## Given task
The records below must be copied in full; omit the images.

##############################

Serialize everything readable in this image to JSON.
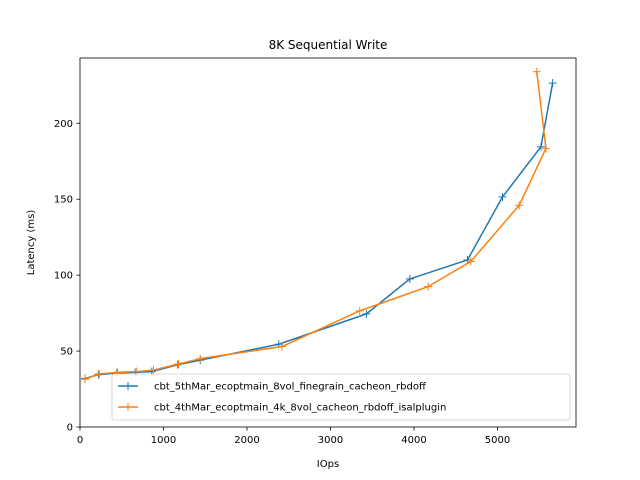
{
  "chart_data": {
    "type": "line",
    "title": "8K  Sequential Write",
    "xlabel": "IOps",
    "ylabel": "Latency (ms)",
    "xlim": [
      0,
      5940
    ],
    "ylim": [
      0,
      243
    ],
    "xticks": [
      0,
      1000,
      2000,
      3000,
      4000,
      5000
    ],
    "yticks": [
      0,
      50,
      100,
      150,
      200
    ],
    "grid": false,
    "legend_position": "lower-right",
    "marker": "plus",
    "series": [
      {
        "name": "cbt_5thMar_ecoptmain_8vol_finegrain_cacheon_rbdoff",
        "color": "#1f77b4",
        "points": [
          [
            60,
            32
          ],
          [
            220,
            34.5
          ],
          [
            440,
            35.5
          ],
          [
            660,
            36
          ],
          [
            860,
            36.5
          ],
          [
            1170,
            41
          ],
          [
            1440,
            44
          ],
          [
            2380,
            54.5
          ],
          [
            3430,
            74.5
          ],
          [
            3950,
            97.5
          ],
          [
            4640,
            110
          ],
          [
            5060,
            151.5
          ],
          [
            5520,
            184.5
          ],
          [
            5660,
            226.5
          ]
        ]
      },
      {
        "name": "cbt_4thMar_ecoptmain_4k_8vol_cacheon_rbdoff_isalplugin",
        "color": "#ff7f0e",
        "points": [
          [
            5470,
            234
          ],
          [
            5580,
            183.5
          ],
          [
            5260,
            146
          ],
          [
            4680,
            109
          ],
          [
            4170,
            92.5
          ],
          [
            3350,
            76.5
          ],
          [
            2420,
            53
          ],
          [
            1440,
            45
          ],
          [
            1180,
            41.5
          ],
          [
            880,
            37.5
          ],
          [
            680,
            36.5
          ],
          [
            450,
            36
          ],
          [
            230,
            35
          ],
          [
            60,
            31.5
          ]
        ]
      }
    ]
  }
}
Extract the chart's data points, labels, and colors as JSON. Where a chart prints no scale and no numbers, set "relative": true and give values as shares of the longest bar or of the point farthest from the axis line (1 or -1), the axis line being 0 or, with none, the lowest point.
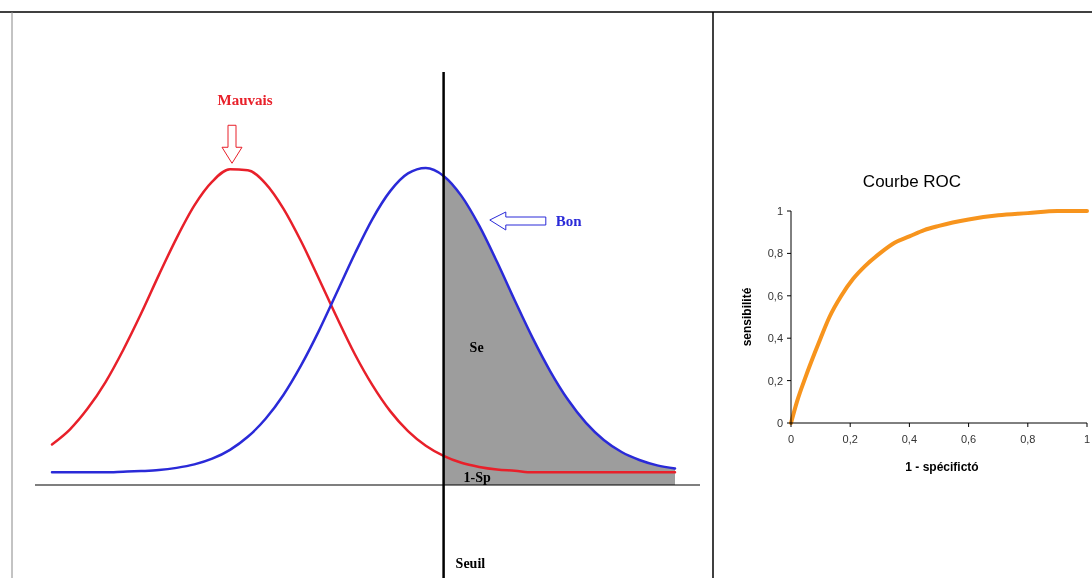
{
  "chart_data": [
    {
      "type": "line",
      "relative": true,
      "categories": [
        null,
        null,
        null,
        null,
        null,
        null,
        null,
        null,
        null,
        null,
        null,
        null,
        null,
        null,
        null,
        null,
        null,
        null,
        null,
        null,
        null,
        null,
        null,
        null,
        null,
        null,
        null,
        null,
        null,
        null,
        null,
        null,
        null,
        null,
        null,
        null
      ],
      "series": [
        {
          "type": "area",
          "color": "#8c8c8c",
          "values": [
            null,
            null,
            null,
            null,
            null,
            null,
            null,
            null,
            null,
            null,
            null,
            null,
            null,
            null,
            null,
            null,
            null,
            null,
            null,
            null,
            null,
            null,
            0.975,
            0.912,
            0.818,
            0.704,
            0.582,
            0.464,
            0.358,
            0.268,
            0.196,
            0.142,
            0.104,
            0.079,
            0.062,
            0.052
          ]
        },
        {
          "name": "Mauvais",
          "color": "#e8202a",
          "values": [
            0.128,
            0.175,
            0.241,
            0.324,
            0.426,
            0.54,
            0.662,
            0.779,
            0.882,
            0.957,
            0.996,
            0.993,
            0.951,
            0.872,
            0.768,
            0.65,
            0.529,
            0.414,
            0.315,
            0.233,
            0.17,
            0.124,
            0.092,
            0.07,
            0.057,
            0.049,
            0.045,
            0.04,
            0.04,
            0.04,
            0.04,
            0.04,
            0.04,
            0.04,
            0.04,
            0.04
          ]
        },
        {
          "name": "Bon",
          "color": "#2a2ad8",
          "values": [
            0.04,
            0.04,
            0.04,
            0.04,
            0.042,
            0.044,
            0.047,
            0.054,
            0.065,
            0.083,
            0.111,
            0.152,
            0.209,
            0.284,
            0.378,
            0.487,
            0.607,
            0.728,
            0.839,
            0.927,
            0.983,
            1.0,
            0.975,
            0.912,
            0.818,
            0.704,
            0.582,
            0.464,
            0.358,
            0.268,
            0.196,
            0.142,
            0.104,
            0.079,
            0.062,
            0.052
          ]
        }
      ],
      "annotations": [
        "Se",
        "1-Sp",
        "Seuil"
      ],
      "legend": "top",
      "marker": "none",
      "line_style": "solid"
    },
    {
      "type": "line",
      "title": "Courbe ROC",
      "xlabel": "1 - spécifictó",
      "ylabel": "sensibilité",
      "x": [
        0,
        0.02,
        0.05,
        0.08,
        0.1,
        0.13,
        0.17,
        0.21,
        0.25,
        0.3,
        0.35,
        0.4,
        0.45,
        0.5,
        0.6,
        0.7,
        0.8,
        0.9,
        1
      ],
      "series": [
        {
          "color": "#f7941d",
          "values": [
            0,
            0.1,
            0.22,
            0.33,
            0.4,
            0.5,
            0.6,
            0.68,
            0.74,
            0.8,
            0.85,
            0.88,
            0.91,
            0.93,
            0.96,
            0.98,
            0.99,
            1,
            1
          ]
        }
      ],
      "xlim": [
        0,
        1
      ],
      "ylim": [
        0,
        1
      ],
      "xticks": [
        0,
        {
          "value": 0.2,
          "label": "0,2"
        },
        {
          "value": 0.4,
          "label": "0,4"
        },
        {
          "value": 0.6,
          "label": "0,6"
        },
        {
          "value": 0.8,
          "label": "0,8"
        },
        1
      ],
      "yticks": [
        0,
        {
          "value": 0.2,
          "label": "0,2"
        },
        {
          "value": 0.4,
          "label": "0,4"
        },
        {
          "value": 0.6,
          "label": "0,6"
        },
        {
          "value": 0.8,
          "label": "0,8"
        },
        1
      ],
      "legend": false,
      "marker": "none",
      "line_style": "solid",
      "grid": false
    }
  ]
}
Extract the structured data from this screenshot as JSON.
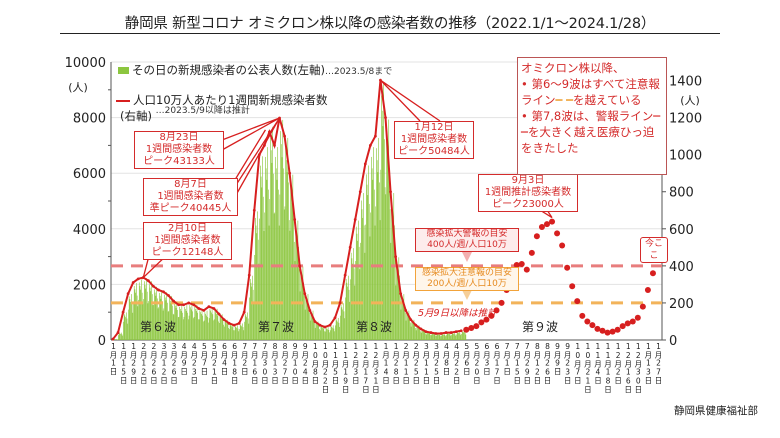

##############################

## Complete answer
Serialize everything readable in this image to JSON.
{
  "chart_data": {
    "type": "line",
    "title": "8K  Sequential Write",
    "xlabel": "IOps",
    "ylabel": "Latency (ms)",
    "xlim": [
      0,
      5940
    ],
    "ylim": [
      0,
      243
    ],
    "xticks": [
      0,
      1000,
      2000,
      3000,
      4000,
      5000
    ],
    "yticks": [
      0,
      50,
      100,
      150,
      200
    ],
    "grid": false,
    "legend_position": "lower-right",
    "marker": "plus",
    "series": [
      {
        "name": "cbt_5thMar_ecoptmain_8vol_finegrain_cacheon_rbdoff",
        "color": "#1f77b4",
        "points": [
          [
            60,
            32
          ],
          [
            220,
            34.5
          ],
          [
            440,
            35.5
          ],
          [
            660,
            36
          ],
          [
            860,
            36.5
          ],
          [
            1170,
            41
          ],
          [
            1440,
            44
          ],
          [
            2380,
            54.5
          ],
          [
            3430,
            74.5
          ],
          [
            3950,
            97.5
          ],
          [
            4640,
            110
          ],
          [
            5060,
            151.5
          ],
          [
            5520,
            184.5
          ],
          [
            5660,
            226.5
          ]
        ]
      },
      {
        "name": "cbt_4thMar_ecoptmain_4k_8vol_cacheon_rbdoff_isalplugin",
        "color": "#ff7f0e",
        "points": [
          [
            5470,
            234
          ],
          [
            5580,
            183.5
          ],
          [
            5260,
            146
          ],
          [
            4680,
            109
          ],
          [
            4170,
            92.5
          ],
          [
            3350,
            76.5
          ],
          [
            2420,
            53
          ],
          [
            1440,
            45
          ],
          [
            1180,
            41.5
          ],
          [
            880,
            37.5
          ],
          [
            680,
            36.5
          ],
          [
            450,
            36
          ],
          [
            230,
            35
          ],
          [
            60,
            31.5
          ]
        ]
      }
    ]
  }
}
Extract the chart's data points, labels, and colors as JSON. Where a chart prints no scale and no numbers, set "relative": true and give values as shares of the longest bar or of the point farthest from the axis line (1 or -1), the axis line being 0 or, with none, the lowest point.
{
  "chart_data": [
    {
      "type": "line",
      "relative": true,
      "categories": [
        null,
        null,
        null,
        null,
        null,
        null,
        null,
        null,
        null,
        null,
        null,
        null,
        null,
        null,
        null,
        null,
        null,
        null,
        null,
        null,
        null,
        null,
        null,
        null,
        null,
        null,
        null,
        null,
        null,
        null,
        null,
        null,
        null,
        null,
        null,
        null
      ],
      "series": [
        {
          "type": "area",
          "color": "#8c8c8c",
          "values": [
            null,
            null,
            null,
            null,
            null,
            null,
            null,
            null,
            null,
            null,
            null,
            null,
            null,
            null,
            null,
            null,
            null,
            null,
            null,
            null,
            null,
            null,
            0.975,
            0.912,
            0.818,
            0.704,
            0.582,
            0.464,
            0.358,
            0.268,
            0.196,
            0.142,
            0.104,
            0.079,
            0.062,
            0.052
          ]
        },
        {
          "name": "Mauvais",
          "color": "#e8202a",
          "values": [
            0.128,
            0.175,
            0.241,
            0.324,
            0.426,
            0.54,
            0.662,
            0.779,
            0.882,
            0.957,
            0.996,
            0.993,
            0.951,
            0.872,
            0.768,
            0.65,
            0.529,
            0.414,
            0.315,
            0.233,
            0.17,
            0.124,
            0.092,
            0.07,
            0.057,
            0.049,
            0.045,
            0.04,
            0.04,
            0.04,
            0.04,
            0.04,
            0.04,
            0.04,
            0.04,
            0.04
          ]
        },
        {
          "name": "Bon",
          "color": "#2a2ad8",
          "values": [
            0.04,
            0.04,
            0.04,
            0.04,
            0.042,
            0.044,
            0.047,
            0.054,
            0.065,
            0.083,
            0.111,
            0.152,
            0.209,
            0.284,
            0.378,
            0.487,
            0.607,
            0.728,
            0.839,
            0.927,
            0.983,
            1.0,
            0.975,
            0.912,
            0.818,
            0.704,
            0.582,
            0.464,
            0.358,
            0.268,
            0.196,
            0.142,
            0.104,
            0.079,
            0.062,
            0.052
          ]
        }
      ],
      "annotations": [
        "Se",
        "1-Sp",
        "Seuil"
      ],
      "legend": "top",
      "marker": "none",
      "line_style": "solid"
    },
    {
      "type": "line",
      "title": "Courbe ROC",
      "xlabel": "1 - spécifictó",
      "ylabel": "sensibilité",
      "x": [
        0,
        0.02,
        0.05,
        0.08,
        0.1,
        0.13,
        0.17,
        0.21,
        0.25,
        0.3,
        0.35,
        0.4,
        0.45,
        0.5,
        0.6,
        0.7,
        0.8,
        0.9,
        1
      ],
      "series": [
        {
          "color": "#f7941d",
          "values": [
            0,
            0.1,
            0.22,
            0.33,
            0.4,
            0.5,
            0.6,
            0.68,
            0.74,
            0.8,
            0.85,
            0.88,
            0.91,
            0.93,
            0.96,
            0.98,
            0.99,
            1,
            1
          ]
        }
      ],
      "xlim": [
        0,
        1
      ],
      "ylim": [
        0,
        1
      ],
      "xticks": [
        0,
        {
          "value": 0.2,
          "label": "0,2"
        },
        {
          "value": 0.4,
          "label": "0,4"
        },
        {
          "value": 0.6,
          "label": "0,6"
        },
        {
          "value": 0.8,
          "label": "0,8"
        },
        1
      ],
      "yticks": [
        0,
        {
          "value": 0.2,
          "label": "0,2"
        },
        {
          "value": 0.4,
          "label": "0,4"
        },
        {
          "value": 0.6,
          "label": "0,6"
        },
        {
          "value": 0.8,
          "label": "0,8"
        },
        1
      ],
      "legend": false,
      "marker": "none",
      "line_style": "solid",
      "grid": false
    }
  ]
}
Extract the structured data from this screenshot as JSON.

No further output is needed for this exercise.